Extract every line of the items below that contains the string "MAJOR".
==== Data section
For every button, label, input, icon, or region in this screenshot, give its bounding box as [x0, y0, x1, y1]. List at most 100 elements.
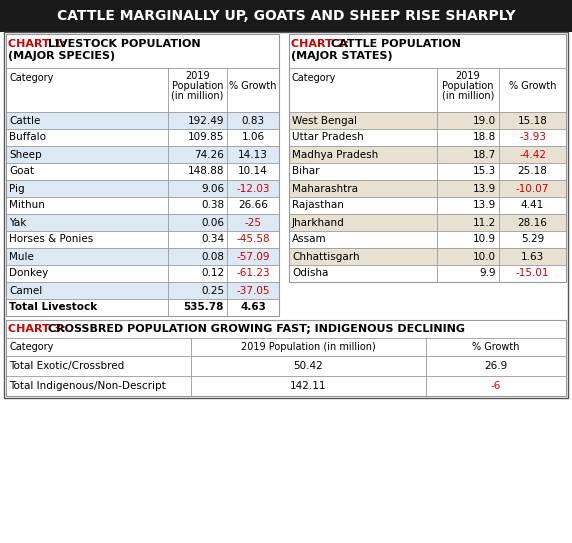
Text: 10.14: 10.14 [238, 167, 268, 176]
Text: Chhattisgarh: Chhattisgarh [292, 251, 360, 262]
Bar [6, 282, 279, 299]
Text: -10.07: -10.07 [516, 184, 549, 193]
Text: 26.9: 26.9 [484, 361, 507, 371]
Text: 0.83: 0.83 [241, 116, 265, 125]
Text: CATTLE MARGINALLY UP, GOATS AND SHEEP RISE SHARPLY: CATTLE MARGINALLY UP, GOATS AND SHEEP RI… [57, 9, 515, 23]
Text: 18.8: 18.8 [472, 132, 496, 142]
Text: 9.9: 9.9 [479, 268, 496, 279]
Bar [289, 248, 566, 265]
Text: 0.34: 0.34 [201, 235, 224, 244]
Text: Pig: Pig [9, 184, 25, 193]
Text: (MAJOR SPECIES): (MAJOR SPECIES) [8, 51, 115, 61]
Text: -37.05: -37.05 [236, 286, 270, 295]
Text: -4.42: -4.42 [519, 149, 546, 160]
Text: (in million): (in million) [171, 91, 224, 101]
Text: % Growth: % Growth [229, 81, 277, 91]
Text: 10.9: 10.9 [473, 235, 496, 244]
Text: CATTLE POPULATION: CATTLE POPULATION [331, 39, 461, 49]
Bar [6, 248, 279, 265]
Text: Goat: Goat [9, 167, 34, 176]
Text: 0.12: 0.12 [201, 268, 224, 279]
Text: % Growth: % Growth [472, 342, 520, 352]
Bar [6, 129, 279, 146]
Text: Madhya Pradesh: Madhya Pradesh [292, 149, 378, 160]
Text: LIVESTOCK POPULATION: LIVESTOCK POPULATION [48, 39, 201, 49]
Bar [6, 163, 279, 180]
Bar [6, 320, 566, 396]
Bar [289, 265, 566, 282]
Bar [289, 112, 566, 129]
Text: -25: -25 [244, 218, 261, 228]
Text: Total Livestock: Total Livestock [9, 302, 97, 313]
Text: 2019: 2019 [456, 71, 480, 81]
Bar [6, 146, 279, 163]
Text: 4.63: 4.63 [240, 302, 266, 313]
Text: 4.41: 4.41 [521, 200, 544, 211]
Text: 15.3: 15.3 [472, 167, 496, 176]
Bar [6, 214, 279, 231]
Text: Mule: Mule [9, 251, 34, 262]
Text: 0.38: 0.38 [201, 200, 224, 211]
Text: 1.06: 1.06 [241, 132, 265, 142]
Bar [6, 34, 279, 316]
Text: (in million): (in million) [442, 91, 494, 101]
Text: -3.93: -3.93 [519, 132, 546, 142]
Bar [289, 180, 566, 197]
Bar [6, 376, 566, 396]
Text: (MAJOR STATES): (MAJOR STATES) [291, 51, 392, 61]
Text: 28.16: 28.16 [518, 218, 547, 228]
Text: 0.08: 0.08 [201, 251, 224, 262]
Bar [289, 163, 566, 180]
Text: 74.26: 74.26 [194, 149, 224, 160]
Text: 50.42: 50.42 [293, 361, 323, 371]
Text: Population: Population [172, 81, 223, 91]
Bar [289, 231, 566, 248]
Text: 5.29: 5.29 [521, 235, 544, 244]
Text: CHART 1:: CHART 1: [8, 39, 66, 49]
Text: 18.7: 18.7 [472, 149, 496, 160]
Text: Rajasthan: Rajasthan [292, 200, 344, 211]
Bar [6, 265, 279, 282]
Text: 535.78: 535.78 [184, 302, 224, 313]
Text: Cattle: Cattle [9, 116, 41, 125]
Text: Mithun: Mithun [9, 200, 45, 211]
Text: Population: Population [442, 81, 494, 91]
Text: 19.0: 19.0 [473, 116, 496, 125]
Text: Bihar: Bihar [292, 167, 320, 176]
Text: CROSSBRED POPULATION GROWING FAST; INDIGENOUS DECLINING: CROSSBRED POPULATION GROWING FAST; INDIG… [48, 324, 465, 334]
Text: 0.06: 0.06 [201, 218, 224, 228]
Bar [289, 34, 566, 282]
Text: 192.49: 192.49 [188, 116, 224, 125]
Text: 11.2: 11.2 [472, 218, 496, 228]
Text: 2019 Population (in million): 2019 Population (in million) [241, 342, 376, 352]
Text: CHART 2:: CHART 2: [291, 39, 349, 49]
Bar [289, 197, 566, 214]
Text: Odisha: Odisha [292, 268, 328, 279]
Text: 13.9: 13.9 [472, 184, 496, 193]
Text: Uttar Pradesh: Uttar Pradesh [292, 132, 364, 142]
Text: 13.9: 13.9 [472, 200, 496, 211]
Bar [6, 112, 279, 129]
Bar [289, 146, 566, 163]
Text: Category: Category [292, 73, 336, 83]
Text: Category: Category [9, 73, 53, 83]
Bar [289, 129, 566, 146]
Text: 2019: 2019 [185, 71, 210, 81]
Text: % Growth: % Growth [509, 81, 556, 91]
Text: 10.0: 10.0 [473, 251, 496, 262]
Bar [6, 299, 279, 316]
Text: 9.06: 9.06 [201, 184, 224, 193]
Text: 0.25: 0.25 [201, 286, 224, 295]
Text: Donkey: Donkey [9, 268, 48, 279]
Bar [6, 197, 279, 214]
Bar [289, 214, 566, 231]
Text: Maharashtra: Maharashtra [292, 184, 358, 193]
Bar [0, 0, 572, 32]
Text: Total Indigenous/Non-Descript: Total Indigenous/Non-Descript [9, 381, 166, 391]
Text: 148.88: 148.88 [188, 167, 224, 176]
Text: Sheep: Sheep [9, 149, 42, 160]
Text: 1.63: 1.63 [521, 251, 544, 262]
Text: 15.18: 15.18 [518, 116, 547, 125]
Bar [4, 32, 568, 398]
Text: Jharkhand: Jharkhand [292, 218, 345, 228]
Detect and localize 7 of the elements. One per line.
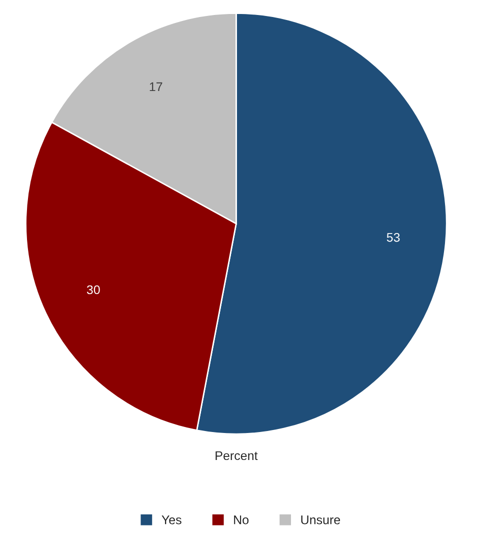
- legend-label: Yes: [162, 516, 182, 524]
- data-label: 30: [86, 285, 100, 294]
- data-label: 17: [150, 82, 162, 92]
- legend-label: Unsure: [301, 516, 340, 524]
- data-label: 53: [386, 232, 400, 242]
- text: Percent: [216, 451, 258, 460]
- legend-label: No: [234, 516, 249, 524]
========
§ Solution to this exercise:
Text: (MAJOR SPECIES): (MAJOR SPECIES) [8, 51, 115, 61]
Text: (MAJOR STATES): (MAJOR STATES) [291, 51, 392, 61]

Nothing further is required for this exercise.